Reproduce the material between the lines holding "Patent image size: (454, 1071)." and "The notch 12C is at (266, 162).", inclusive, swapping "clamping collar" for "clamping ring" and leaving everything else unchanged.

## begin Available records

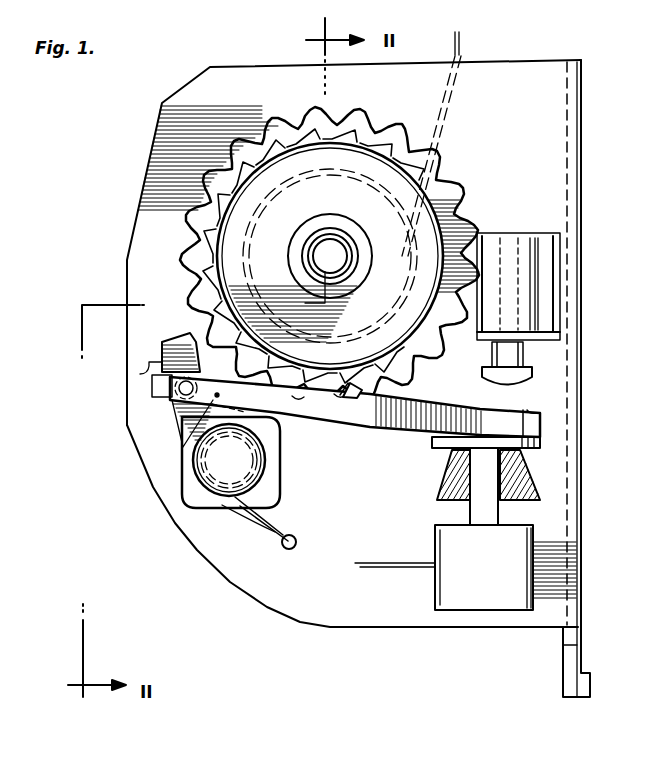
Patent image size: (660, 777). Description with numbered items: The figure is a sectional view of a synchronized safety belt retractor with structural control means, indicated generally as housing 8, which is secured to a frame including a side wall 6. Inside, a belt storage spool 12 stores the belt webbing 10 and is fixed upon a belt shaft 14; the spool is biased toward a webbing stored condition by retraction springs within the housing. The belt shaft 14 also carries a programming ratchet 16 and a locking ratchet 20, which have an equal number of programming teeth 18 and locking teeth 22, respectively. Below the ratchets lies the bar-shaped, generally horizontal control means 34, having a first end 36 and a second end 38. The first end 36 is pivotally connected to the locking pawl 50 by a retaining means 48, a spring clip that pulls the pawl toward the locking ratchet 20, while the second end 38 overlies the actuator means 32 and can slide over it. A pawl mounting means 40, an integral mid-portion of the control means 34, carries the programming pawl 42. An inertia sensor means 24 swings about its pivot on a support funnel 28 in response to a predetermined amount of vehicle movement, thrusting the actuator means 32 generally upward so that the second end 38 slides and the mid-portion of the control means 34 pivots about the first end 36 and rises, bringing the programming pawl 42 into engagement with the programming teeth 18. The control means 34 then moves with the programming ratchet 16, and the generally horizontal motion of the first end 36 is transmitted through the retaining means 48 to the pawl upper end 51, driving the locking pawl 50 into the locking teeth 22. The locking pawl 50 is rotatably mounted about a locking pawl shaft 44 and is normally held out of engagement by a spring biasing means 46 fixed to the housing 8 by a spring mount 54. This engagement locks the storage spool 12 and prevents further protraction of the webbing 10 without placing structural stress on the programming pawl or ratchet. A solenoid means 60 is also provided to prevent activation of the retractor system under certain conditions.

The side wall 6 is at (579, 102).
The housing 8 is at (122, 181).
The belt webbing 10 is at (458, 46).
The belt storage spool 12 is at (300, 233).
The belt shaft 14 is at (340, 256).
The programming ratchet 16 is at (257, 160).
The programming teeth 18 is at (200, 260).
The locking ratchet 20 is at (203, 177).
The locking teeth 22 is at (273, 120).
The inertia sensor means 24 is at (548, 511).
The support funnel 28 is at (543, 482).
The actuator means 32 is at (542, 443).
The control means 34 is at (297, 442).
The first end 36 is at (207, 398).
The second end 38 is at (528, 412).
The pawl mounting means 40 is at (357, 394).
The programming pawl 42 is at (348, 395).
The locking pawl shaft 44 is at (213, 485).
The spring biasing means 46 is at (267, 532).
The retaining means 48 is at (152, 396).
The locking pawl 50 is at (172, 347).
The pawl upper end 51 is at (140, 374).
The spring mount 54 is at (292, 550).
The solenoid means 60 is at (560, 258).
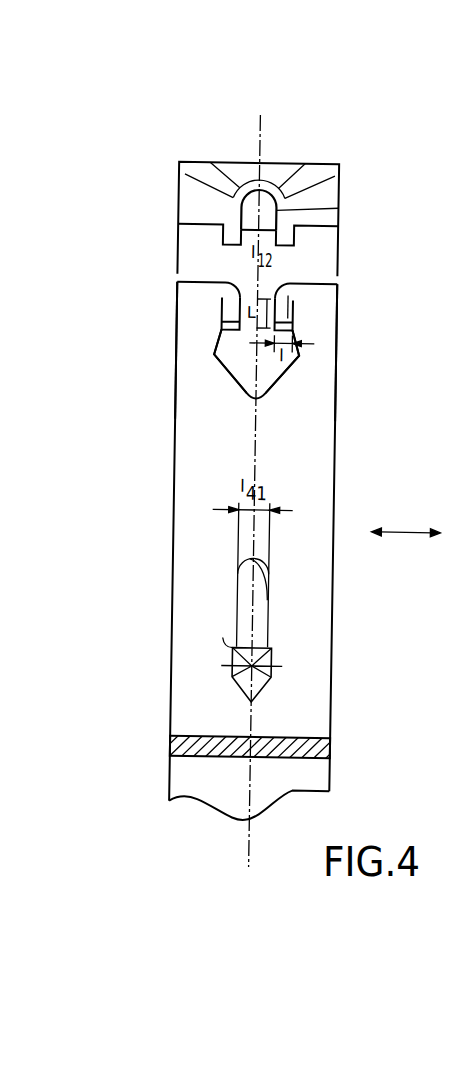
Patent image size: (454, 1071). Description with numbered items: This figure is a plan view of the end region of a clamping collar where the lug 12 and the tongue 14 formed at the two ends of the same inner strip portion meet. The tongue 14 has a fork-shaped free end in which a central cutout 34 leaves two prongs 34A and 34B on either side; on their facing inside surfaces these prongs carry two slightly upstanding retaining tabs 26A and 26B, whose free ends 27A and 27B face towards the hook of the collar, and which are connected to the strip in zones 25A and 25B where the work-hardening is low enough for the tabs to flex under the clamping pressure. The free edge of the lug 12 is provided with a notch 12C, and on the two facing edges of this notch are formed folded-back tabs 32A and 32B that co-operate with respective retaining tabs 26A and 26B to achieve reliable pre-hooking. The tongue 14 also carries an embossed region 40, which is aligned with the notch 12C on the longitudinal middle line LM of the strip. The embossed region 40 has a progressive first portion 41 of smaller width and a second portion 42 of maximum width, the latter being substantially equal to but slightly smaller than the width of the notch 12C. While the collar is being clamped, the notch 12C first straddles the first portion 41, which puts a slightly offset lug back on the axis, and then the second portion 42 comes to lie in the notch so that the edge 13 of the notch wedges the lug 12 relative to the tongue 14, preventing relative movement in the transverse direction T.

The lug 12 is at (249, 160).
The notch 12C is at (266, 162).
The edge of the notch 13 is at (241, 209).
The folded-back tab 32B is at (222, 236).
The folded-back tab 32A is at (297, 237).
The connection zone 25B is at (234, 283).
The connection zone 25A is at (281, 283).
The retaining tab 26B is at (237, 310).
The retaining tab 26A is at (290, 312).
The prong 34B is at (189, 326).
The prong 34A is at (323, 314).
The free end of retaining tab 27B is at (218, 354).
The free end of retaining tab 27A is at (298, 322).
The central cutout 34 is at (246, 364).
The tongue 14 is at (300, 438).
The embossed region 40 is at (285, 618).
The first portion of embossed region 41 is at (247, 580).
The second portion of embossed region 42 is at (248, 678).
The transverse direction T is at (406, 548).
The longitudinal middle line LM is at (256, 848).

## end Available records

- Result for this exercise:
Patent image size: (454, 1071). Description with numbered items: This figure is a plan view of the end region of a clamping ring where the lug 12 and the tongue 14 formed at the two ends of the same inner strip portion meet. The tongue 14 has a fork-shaped free end in which a central cutout 34 leaves two prongs 34A and 34B on either side; on their facing inside surfaces these prongs carry two slightly upstanding retaining tabs 26A and 26B, whose free ends 27A and 27B face towards the hook of the collar, and which are connected to the strip in zones 25A and 25B where the work-hardening is low enough for the tabs to flex under the clamping pressure. The free edge of the lug 12 is provided with a notch 12C, and on the two facing edges of this notch are formed folded-back tabs 32A and 32B that co-operate with respective retaining tabs 26A and 26B to achieve reliable pre-hooking. The tongue 14 also carries an embossed region 40, which is aligned with the notch 12C on the longitudinal middle line LM of the strip. The embossed region 40 has a progressive first portion 41 of smaller width and a second portion 42 of maximum width, the latter being substantially equal to but slightly smaller than the width of the notch 12C. While the collar is being clamped, the notch 12C first straddles the first portion 41, which puts a slightly offset lug back on the axis, and then the second portion 42 comes to lie in the notch so that the edge 13 of the notch wedges the lug 12 relative to the tongue 14, preventing relative movement in the transverse direction T.

The lug 12 is at (249, 160).
The notch 12C is at (266, 162).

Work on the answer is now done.